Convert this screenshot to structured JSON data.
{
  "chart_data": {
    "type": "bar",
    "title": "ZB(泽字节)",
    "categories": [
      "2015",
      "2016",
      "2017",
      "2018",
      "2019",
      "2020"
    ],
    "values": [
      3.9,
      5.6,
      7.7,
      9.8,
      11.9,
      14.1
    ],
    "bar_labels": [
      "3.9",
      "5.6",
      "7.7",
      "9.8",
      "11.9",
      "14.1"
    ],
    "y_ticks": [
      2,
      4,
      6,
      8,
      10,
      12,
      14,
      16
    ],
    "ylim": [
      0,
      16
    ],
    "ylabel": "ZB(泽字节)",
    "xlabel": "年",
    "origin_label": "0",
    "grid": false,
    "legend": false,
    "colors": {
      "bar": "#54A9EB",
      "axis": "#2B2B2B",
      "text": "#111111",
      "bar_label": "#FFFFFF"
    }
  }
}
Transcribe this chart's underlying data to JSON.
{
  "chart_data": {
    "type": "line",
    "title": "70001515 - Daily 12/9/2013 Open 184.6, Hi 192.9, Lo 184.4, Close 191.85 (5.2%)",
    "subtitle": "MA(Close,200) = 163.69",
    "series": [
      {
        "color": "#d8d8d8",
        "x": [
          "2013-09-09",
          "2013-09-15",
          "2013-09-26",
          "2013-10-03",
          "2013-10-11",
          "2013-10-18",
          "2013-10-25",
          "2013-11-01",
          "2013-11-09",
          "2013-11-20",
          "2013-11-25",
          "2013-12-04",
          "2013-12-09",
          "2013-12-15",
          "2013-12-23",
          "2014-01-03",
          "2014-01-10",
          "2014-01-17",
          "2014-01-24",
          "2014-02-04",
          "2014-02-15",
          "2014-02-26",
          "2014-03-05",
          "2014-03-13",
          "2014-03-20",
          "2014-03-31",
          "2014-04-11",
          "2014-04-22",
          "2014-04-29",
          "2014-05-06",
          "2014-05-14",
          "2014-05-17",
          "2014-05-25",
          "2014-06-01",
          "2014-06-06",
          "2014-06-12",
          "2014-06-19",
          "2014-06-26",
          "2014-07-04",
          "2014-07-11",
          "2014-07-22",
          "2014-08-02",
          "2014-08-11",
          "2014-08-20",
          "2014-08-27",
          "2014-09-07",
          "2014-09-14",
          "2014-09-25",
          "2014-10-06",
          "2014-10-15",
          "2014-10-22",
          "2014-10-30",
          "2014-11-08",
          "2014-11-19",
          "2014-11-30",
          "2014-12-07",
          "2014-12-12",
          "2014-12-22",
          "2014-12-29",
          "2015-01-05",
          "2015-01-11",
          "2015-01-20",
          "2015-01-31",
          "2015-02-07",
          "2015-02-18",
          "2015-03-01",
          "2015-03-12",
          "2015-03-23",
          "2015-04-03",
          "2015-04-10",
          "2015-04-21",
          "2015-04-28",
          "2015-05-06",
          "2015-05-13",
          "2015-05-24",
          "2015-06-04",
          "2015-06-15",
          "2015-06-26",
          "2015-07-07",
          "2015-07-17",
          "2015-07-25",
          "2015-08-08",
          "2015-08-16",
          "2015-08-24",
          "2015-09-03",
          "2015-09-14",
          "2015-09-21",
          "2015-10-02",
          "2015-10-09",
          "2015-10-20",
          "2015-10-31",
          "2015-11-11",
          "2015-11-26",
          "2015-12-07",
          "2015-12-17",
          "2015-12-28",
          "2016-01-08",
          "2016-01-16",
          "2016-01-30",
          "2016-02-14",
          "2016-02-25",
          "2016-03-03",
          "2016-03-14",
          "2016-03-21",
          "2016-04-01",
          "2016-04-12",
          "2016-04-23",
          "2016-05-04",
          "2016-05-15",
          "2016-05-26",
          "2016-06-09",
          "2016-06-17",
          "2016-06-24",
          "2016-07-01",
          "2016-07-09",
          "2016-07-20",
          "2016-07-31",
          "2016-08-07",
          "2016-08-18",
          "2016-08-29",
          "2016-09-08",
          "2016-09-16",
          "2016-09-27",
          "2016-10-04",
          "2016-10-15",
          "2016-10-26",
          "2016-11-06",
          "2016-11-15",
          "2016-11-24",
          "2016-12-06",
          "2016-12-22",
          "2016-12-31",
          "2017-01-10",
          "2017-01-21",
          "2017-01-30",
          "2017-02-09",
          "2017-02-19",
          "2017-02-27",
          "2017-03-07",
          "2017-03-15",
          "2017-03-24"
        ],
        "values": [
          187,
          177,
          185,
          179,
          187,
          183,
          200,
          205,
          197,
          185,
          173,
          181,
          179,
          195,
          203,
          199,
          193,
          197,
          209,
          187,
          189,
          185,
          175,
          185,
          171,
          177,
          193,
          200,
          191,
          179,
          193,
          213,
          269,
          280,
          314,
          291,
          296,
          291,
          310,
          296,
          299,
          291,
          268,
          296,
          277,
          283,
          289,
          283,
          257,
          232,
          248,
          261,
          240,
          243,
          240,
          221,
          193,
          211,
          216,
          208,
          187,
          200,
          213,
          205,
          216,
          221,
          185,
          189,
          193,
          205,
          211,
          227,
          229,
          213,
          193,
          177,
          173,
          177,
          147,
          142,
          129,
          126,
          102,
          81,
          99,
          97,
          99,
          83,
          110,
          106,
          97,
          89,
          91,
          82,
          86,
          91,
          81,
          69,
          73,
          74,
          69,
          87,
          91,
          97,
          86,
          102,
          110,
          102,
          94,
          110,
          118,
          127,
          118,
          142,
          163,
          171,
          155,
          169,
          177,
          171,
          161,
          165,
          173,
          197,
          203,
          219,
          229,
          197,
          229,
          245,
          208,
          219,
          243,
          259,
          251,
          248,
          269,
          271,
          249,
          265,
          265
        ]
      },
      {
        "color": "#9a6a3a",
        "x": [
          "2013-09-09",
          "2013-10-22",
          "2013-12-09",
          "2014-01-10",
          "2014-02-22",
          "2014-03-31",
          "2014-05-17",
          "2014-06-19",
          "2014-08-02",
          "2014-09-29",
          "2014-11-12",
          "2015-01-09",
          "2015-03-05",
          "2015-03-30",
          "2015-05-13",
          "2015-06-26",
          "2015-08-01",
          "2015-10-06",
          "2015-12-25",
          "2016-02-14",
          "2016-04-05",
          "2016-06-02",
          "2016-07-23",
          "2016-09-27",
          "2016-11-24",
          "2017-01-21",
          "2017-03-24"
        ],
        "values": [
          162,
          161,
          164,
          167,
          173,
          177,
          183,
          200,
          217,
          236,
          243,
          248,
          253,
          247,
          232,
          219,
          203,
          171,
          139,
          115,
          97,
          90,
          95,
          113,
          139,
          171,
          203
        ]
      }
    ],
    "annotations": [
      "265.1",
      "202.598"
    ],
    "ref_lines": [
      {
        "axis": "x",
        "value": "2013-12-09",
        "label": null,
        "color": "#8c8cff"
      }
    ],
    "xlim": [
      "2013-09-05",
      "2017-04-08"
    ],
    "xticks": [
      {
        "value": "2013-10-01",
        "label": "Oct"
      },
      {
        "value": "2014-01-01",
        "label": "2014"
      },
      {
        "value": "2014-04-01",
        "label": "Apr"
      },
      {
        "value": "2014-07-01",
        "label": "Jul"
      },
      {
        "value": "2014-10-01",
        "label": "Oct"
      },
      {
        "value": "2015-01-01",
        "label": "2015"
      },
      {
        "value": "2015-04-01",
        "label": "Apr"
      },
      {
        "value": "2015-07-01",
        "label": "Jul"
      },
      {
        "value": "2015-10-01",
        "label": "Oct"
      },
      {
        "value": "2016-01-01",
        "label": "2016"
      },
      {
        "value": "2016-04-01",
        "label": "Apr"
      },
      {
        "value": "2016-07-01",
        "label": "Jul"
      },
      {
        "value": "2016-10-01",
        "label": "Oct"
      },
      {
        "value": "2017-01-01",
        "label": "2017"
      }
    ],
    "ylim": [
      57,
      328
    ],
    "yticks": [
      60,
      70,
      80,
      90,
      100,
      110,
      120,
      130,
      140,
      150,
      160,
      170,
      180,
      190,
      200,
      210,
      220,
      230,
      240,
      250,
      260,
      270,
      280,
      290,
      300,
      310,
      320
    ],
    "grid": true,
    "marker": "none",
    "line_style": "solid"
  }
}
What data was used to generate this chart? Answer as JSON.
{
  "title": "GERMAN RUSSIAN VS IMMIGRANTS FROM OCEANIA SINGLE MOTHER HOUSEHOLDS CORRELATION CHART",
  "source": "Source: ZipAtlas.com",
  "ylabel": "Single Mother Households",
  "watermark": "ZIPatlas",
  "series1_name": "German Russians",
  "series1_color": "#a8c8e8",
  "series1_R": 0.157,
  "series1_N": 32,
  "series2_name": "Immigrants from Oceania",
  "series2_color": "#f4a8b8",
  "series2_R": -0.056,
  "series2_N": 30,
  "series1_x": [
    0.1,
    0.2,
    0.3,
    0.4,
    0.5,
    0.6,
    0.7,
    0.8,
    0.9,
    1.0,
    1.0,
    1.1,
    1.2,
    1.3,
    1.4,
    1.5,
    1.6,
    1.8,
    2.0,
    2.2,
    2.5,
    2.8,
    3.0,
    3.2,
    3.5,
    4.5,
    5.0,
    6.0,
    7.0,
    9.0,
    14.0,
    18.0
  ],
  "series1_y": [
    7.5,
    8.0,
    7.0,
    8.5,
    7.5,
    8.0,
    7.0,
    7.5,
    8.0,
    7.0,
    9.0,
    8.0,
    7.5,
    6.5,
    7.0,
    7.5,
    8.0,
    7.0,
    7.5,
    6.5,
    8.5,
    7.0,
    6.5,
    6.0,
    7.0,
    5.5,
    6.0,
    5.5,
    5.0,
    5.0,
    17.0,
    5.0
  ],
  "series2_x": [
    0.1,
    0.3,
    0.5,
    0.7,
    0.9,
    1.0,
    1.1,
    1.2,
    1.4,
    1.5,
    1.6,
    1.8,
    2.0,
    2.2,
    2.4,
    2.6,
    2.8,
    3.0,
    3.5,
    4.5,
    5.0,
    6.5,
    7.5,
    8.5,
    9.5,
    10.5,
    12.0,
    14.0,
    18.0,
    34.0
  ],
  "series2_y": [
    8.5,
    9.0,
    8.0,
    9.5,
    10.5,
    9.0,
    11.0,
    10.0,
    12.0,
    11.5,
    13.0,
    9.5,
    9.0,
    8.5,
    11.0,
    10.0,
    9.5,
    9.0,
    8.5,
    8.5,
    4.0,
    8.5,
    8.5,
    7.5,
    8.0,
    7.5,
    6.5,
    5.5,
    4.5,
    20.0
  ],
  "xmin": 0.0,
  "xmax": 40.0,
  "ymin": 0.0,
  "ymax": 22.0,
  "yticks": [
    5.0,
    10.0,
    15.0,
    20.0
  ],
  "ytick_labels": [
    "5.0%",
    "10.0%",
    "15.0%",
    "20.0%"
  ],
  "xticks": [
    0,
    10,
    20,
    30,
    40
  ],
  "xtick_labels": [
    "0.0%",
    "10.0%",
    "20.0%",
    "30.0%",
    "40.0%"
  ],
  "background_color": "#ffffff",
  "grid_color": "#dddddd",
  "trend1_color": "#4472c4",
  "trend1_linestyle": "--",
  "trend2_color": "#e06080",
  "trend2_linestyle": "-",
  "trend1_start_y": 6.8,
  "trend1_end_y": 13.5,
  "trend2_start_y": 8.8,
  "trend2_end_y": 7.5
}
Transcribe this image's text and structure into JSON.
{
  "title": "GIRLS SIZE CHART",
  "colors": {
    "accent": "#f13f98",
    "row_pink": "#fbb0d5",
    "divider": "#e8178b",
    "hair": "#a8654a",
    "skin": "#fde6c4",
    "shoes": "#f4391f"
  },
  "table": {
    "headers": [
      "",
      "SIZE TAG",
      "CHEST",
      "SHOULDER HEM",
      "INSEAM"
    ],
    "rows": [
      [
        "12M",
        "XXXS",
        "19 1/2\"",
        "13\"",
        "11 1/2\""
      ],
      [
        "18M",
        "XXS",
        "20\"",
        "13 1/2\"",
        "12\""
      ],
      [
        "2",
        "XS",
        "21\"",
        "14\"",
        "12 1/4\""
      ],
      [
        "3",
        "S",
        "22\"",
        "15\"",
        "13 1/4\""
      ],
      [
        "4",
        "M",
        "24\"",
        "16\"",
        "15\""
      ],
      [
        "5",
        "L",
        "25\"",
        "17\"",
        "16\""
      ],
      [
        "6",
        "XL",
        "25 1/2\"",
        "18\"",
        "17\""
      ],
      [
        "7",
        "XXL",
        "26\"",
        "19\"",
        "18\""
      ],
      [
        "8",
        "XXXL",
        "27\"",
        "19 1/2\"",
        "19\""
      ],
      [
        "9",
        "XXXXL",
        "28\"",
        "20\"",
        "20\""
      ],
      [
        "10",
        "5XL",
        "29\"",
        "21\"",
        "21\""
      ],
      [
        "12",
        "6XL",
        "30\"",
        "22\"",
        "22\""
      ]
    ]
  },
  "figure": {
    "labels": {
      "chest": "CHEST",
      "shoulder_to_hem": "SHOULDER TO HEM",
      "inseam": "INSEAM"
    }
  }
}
********************
▶ Stated exercise:
Look over the listing. Pull out every line with the string "SHOULDER" in it.

▶ Finished answer:
      "SHOULDER HEM",
      "shoulder_to_hem": "SHOULDER TO HEM",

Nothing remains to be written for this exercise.